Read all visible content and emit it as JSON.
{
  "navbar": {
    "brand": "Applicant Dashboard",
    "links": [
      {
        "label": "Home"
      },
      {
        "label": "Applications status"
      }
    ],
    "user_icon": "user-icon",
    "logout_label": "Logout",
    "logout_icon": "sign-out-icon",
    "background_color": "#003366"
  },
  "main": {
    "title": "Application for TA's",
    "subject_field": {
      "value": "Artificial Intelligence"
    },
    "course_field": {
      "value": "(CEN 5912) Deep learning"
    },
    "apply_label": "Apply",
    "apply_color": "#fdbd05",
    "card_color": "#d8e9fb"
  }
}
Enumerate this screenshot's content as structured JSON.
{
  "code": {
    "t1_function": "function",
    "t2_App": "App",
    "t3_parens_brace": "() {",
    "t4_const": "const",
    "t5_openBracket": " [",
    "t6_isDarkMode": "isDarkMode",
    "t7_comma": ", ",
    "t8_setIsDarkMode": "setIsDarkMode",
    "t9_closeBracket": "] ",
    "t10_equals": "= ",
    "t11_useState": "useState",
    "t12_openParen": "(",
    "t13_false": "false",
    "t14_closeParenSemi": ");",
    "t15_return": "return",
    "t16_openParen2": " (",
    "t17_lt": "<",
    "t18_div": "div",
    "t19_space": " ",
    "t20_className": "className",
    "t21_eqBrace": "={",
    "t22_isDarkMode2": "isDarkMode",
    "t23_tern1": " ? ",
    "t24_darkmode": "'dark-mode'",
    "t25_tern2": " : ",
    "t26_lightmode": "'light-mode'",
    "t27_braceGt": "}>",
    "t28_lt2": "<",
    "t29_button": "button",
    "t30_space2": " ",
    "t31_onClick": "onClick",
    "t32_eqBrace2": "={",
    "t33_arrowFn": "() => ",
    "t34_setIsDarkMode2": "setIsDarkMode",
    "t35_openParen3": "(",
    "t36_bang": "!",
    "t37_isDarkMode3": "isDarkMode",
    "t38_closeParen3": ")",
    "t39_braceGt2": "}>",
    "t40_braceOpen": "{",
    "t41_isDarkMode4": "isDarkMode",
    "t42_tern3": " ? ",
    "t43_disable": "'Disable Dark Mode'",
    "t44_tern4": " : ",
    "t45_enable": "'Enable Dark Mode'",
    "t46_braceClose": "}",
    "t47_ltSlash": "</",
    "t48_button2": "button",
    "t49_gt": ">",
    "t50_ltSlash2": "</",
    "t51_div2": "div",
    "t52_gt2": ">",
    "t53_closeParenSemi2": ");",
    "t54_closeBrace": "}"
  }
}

----------

Exercise:
Return the full listing, character for character.

Final result:
Read all visible content and emit it as JSON.
{
  "navbar": {
    "brand": "Applicant Dashboard",
    "links": [
      {
        "label": "Home"
      },
      {
        "label": "Applications status"
      }
    ],
    "user_icon": "user-icon",
    "logout_label": "Logout",
    "logout_icon": "sign-out-icon",
    "background_color": "#003366"
  },
  "main": {
    "title": "Application for TA's",
    "subject_field": {
      "value": "Artificial Intelligence"
    },
    "course_field": {
      "value": "(CEN 5912) Deep learning"
    },
    "apply_label": "Apply",
    "apply_color": "#fdbd05",
    "card_color": "#d8e9fb"
  }
}
Enumerate this screenshot's content as structured JSON.
{
  "code": {
    "t1_function": "function",
    "t2_App": "App",
    "t3_parens_brace": "() {",
    "t4_const": "const",
    "t5_openBracket": " [",
    "t6_isDarkMode": "isDarkMode",
    "t7_comma": ", ",
    "t8_setIsDarkMode": "setIsDarkMode",
    "t9_closeBracket": "] ",
    "t10_equals": "= ",
    "t11_useState": "useState",
    "t12_openParen": "(",
    "t13_false": "false",
    "t14_closeParenSemi": ");",
    "t15_return": "return",
    "t16_openParen2": " (",
    "t17_lt": "<",
    "t18_div": "div",
    "t19_space": " ",
    "t20_className": "className",
    "t21_eqBrace": "={",
    "t22_isDarkMode2": "isDarkMode",
    "t23_tern1": " ? ",
    "t24_darkmode": "'dark-mode'",
    "t25_tern2": " : ",
    "t26_lightmode": "'light-mode'",
    "t27_braceGt": "}>",
    "t28_lt2": "<",
    "t29_button": "button",
    "t30_space2": " ",
    "t31_onClick": "onClick",
    "t32_eqBrace2": "={",
    "t33_arrowFn": "() => ",
    "t34_setIsDarkMode2": "setIsDarkMode",
    "t35_openParen3": "(",
    "t36_bang": "!",
    "t37_isDarkMode3": "isDarkMode",
    "t38_closeParen3": ")",
    "t39_braceGt2": "}>",
    "t40_braceOpen": "{",
    "t41_isDarkMode4": "isDarkMode",
    "t42_tern3": " ? ",
    "t43_disable": "'Disable Dark Mode'",
    "t44_tern4": " : ",
    "t45_enable": "'Enable Dark Mode'",
    "t46_braceClose": "}",
    "t47_ltSlash": "</",
    "t48_button2": "button",
    "t49_gt": ">",
    "t50_ltSlash2": "</",
    "t51_div2": "div",
    "t52_gt2": ">",
    "t53_closeParenSemi2": ");",
    "t54_closeBrace": "}"
  }
}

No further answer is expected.